§ Directive
Write out the data below in full, unchanged, minus the images.

§ Records provided
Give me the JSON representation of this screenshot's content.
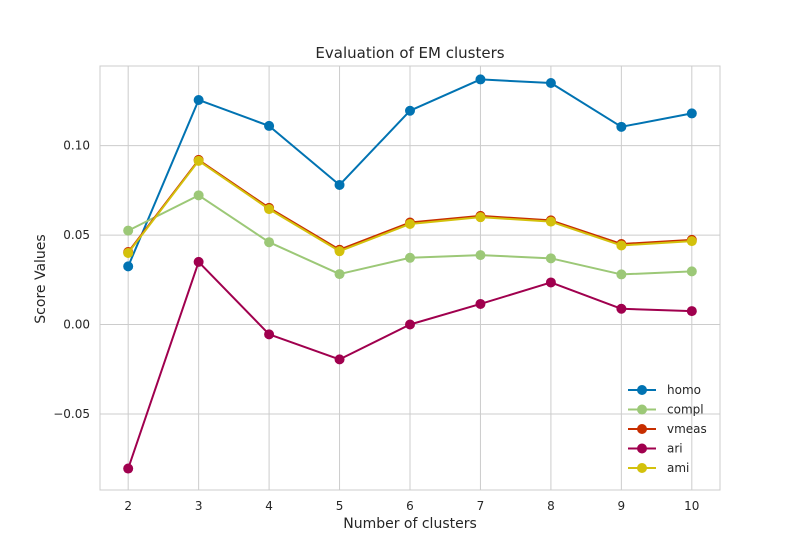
{
  "chart_data": {
    "type": "line",
    "title": "Evaluation of EM clusters",
    "xlabel": "Number of clusters",
    "ylabel": "Score Values",
    "x": [
      2,
      3,
      4,
      5,
      6,
      7,
      8,
      9,
      10
    ],
    "xlim": [
      1.6,
      10.4
    ],
    "ylim": [
      -0.0925,
      0.1445
    ],
    "xticks": [
      2,
      3,
      4,
      5,
      6,
      7,
      8,
      9,
      10
    ],
    "yticks": [
      -0.05,
      0.0,
      0.05,
      0.1
    ],
    "ytick_labels": [
      "−0.05",
      "0.00",
      "0.05",
      "0.10"
    ],
    "grid": true,
    "legend_position": "bottom-right",
    "series": [
      {
        "name": "homo",
        "color": "#0173b2",
        "values": [
          0.0325,
          0.1255,
          0.111,
          0.078,
          0.1195,
          0.137,
          0.135,
          0.1105,
          0.118
        ]
      },
      {
        "name": "compl",
        "color": "#9cc877",
        "values": [
          0.0525,
          0.0722,
          0.046,
          0.0282,
          0.0373,
          0.0388,
          0.037,
          0.028,
          0.0297
        ]
      },
      {
        "name": "vmeas",
        "color": "#c72e00",
        "values": [
          0.0405,
          0.092,
          0.0652,
          0.0418,
          0.057,
          0.0607,
          0.0582,
          0.045,
          0.0473
        ]
      },
      {
        "name": "ari",
        "color": "#a0004e",
        "values": [
          -0.0805,
          0.035,
          -0.0055,
          -0.0195,
          0.0,
          0.0115,
          0.0235,
          0.0088,
          0.0075
        ]
      },
      {
        "name": "ami",
        "color": "#d3c10c",
        "values": [
          0.04,
          0.0915,
          0.0645,
          0.041,
          0.0562,
          0.06,
          0.0575,
          0.0442,
          0.0466
        ]
      }
    ]
  }
}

§ Final result
Give me the JSON representation of this screenshot's content.
{
  "chart_data": {
    "type": "line",
    "title": "Evaluation of EM clusters",
    "xlabel": "Number of clusters",
    "ylabel": "Score Values",
    "x": [
      2,
      3,
      4,
      5,
      6,
      7,
      8,
      9,
      10
    ],
    "xlim": [
      1.6,
      10.4
    ],
    "ylim": [
      -0.0925,
      0.1445
    ],
    "xticks": [
      2,
      3,
      4,
      5,
      6,
      7,
      8,
      9,
      10
    ],
    "yticks": [
      -0.05,
      0.0,
      0.05,
      0.1
    ],
    "ytick_labels": [
      "−0.05",
      "0.00",
      "0.05",
      "0.10"
    ],
    "grid": true,
    "legend_position": "bottom-right",
    "series": [
      {
        "name": "homo",
        "color": "#0173b2",
        "values": [
          0.0325,
          0.1255,
          0.111,
          0.078,
          0.1195,
          0.137,
          0.135,
          0.1105,
          0.118
        ]
      },
      {
        "name": "compl",
        "color": "#9cc877",
        "values": [
          0.0525,
          0.0722,
          0.046,
          0.0282,
          0.0373,
          0.0388,
          0.037,
          0.028,
          0.0297
        ]
      },
      {
        "name": "vmeas",
        "color": "#c72e00",
        "values": [
          0.0405,
          0.092,
          0.0652,
          0.0418,
          0.057,
          0.0607,
          0.0582,
          0.045,
          0.0473
        ]
      },
      {
        "name": "ari",
        "color": "#a0004e",
        "values": [
          -0.0805,
          0.035,
          -0.0055,
          -0.0195,
          0.0,
          0.0115,
          0.0235,
          0.0088,
          0.0075
        ]
      },
      {
        "name": "ami",
        "color": "#d3c10c",
        "values": [
          0.04,
          0.0915,
          0.0645,
          0.041,
          0.0562,
          0.06,
          0.0575,
          0.0442,
          0.0466
        ]
      }
    ]
  }
}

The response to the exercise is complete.